_The exercise:_ Report back each line of the records that contains the string "inocencia".

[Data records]
######
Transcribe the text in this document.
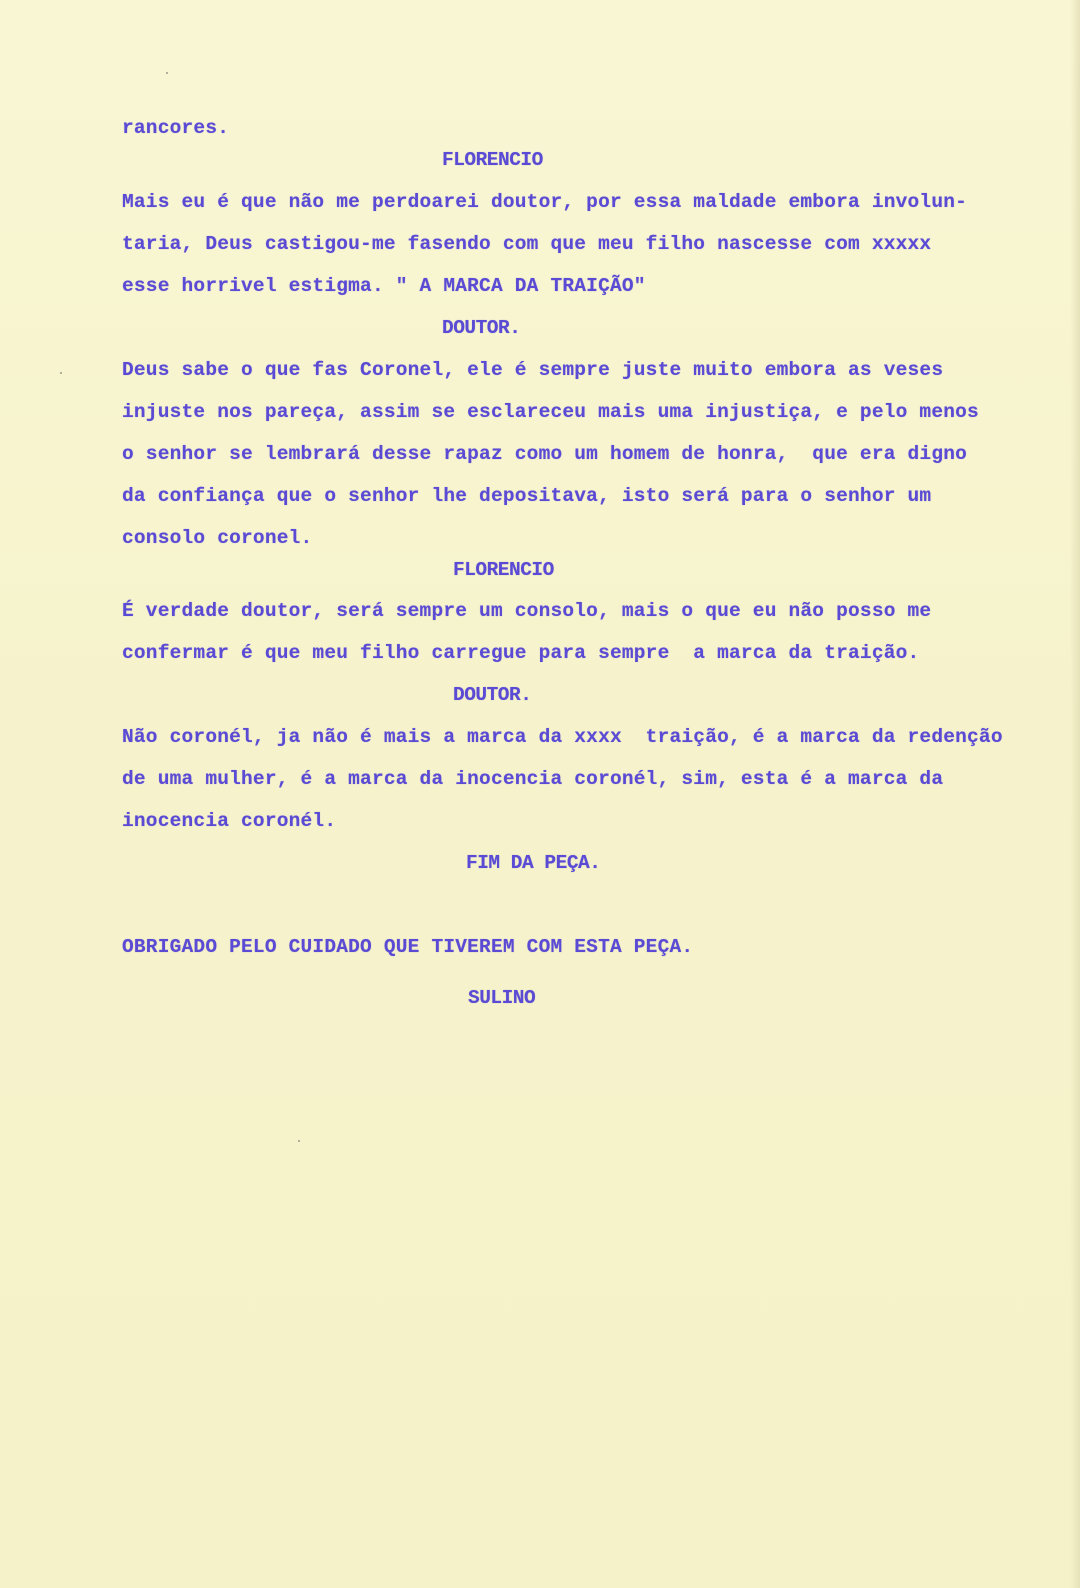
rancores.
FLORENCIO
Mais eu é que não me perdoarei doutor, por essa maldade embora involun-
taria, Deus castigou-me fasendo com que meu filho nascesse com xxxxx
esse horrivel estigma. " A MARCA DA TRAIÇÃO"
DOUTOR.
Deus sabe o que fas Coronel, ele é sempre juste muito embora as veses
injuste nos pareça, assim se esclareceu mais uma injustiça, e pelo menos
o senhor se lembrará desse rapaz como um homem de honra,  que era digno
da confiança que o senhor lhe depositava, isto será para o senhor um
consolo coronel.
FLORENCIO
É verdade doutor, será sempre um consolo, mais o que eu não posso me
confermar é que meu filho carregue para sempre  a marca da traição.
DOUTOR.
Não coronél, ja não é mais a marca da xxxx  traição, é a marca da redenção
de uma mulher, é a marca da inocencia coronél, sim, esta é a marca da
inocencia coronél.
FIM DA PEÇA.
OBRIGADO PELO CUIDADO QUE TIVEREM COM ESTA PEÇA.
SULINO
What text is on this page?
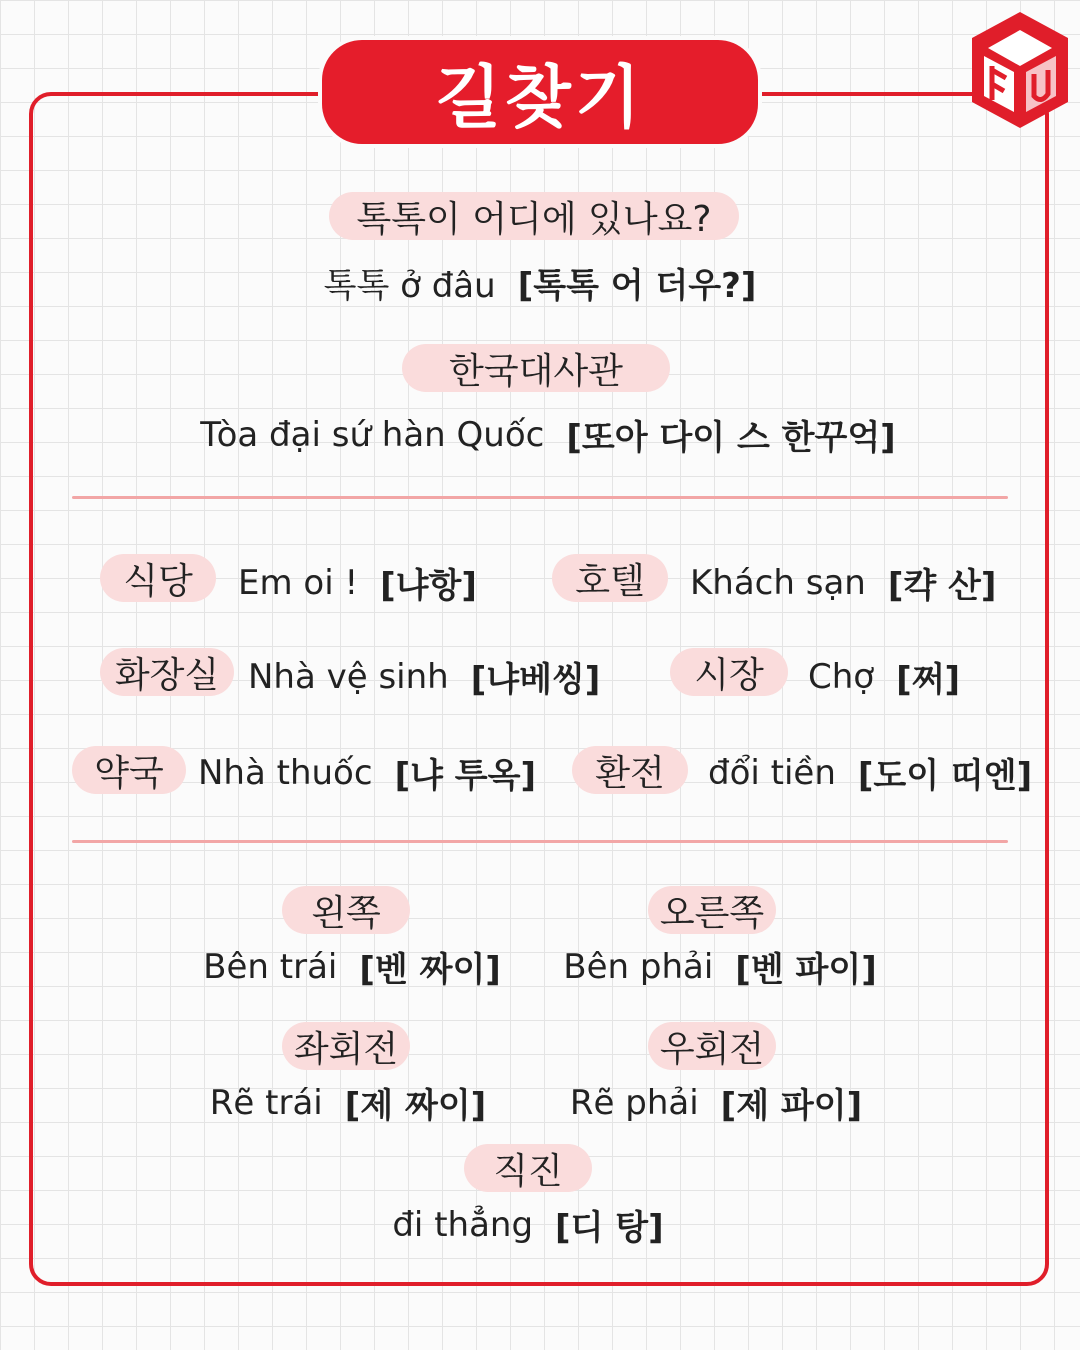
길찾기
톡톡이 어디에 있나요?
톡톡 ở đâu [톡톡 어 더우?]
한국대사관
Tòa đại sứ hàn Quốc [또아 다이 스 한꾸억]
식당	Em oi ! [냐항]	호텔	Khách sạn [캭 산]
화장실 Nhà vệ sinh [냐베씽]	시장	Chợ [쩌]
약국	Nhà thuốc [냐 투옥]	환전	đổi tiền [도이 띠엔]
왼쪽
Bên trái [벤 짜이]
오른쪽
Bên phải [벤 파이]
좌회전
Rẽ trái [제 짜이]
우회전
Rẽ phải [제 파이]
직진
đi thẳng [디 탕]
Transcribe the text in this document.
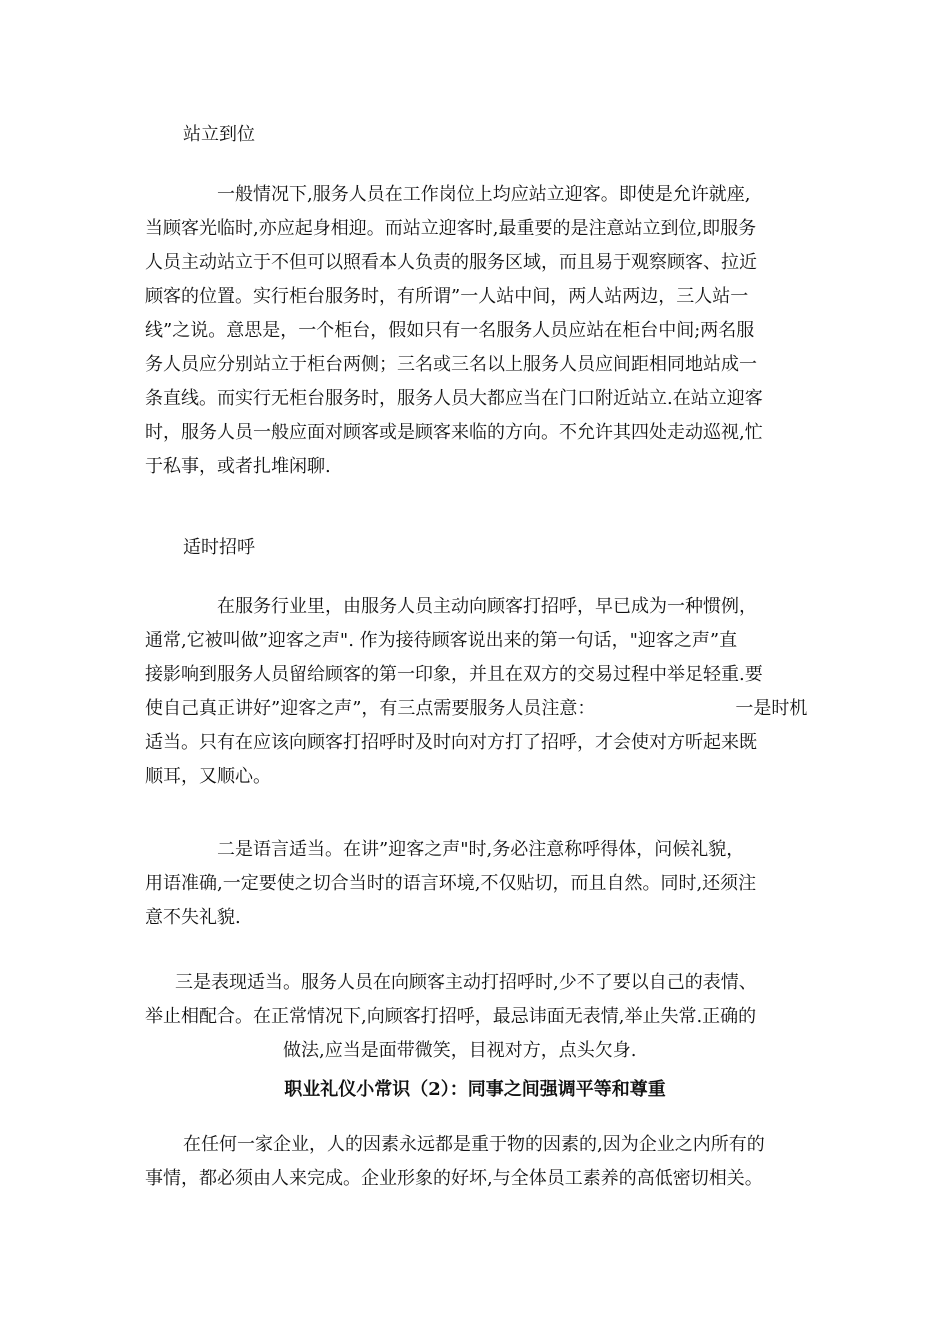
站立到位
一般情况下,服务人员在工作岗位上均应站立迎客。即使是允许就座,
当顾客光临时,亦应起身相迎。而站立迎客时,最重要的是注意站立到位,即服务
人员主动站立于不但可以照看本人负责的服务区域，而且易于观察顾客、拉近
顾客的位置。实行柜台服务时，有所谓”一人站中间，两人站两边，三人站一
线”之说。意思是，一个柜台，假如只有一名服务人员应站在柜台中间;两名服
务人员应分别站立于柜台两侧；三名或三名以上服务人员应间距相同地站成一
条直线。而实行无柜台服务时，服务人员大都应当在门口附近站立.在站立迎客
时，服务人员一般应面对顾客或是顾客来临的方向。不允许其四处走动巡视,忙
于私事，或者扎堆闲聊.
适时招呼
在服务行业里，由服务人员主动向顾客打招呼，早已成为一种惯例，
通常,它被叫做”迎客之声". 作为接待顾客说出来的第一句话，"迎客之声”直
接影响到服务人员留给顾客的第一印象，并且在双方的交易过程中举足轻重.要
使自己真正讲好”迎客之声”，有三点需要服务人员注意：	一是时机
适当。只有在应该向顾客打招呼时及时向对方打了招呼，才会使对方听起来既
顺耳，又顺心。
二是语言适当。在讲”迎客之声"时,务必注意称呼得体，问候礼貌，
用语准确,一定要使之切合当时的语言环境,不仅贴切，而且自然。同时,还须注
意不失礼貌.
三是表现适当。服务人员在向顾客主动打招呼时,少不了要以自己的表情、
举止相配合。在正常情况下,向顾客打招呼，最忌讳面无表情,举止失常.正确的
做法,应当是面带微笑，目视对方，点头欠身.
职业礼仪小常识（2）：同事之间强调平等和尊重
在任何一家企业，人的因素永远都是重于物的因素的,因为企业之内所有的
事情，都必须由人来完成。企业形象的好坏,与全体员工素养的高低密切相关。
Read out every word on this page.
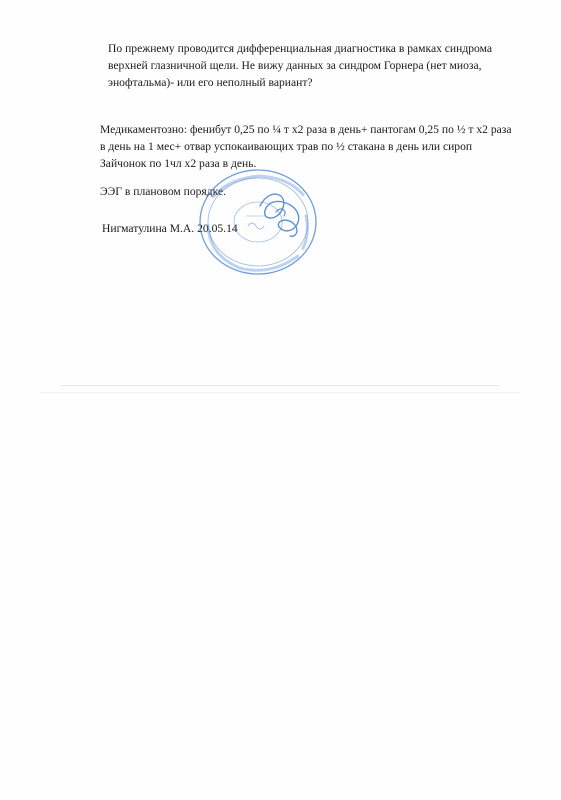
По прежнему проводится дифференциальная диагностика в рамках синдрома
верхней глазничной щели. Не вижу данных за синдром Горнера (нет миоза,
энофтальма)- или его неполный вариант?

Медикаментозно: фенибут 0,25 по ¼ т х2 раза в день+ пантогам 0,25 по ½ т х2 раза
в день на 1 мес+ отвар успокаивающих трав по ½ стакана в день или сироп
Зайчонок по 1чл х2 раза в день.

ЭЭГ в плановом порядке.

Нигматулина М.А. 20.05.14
######
_Solution to this exercise:_
de uma mulher, é a marca da inocencia coronél, sim, esta é a marca da
inocencia coronél.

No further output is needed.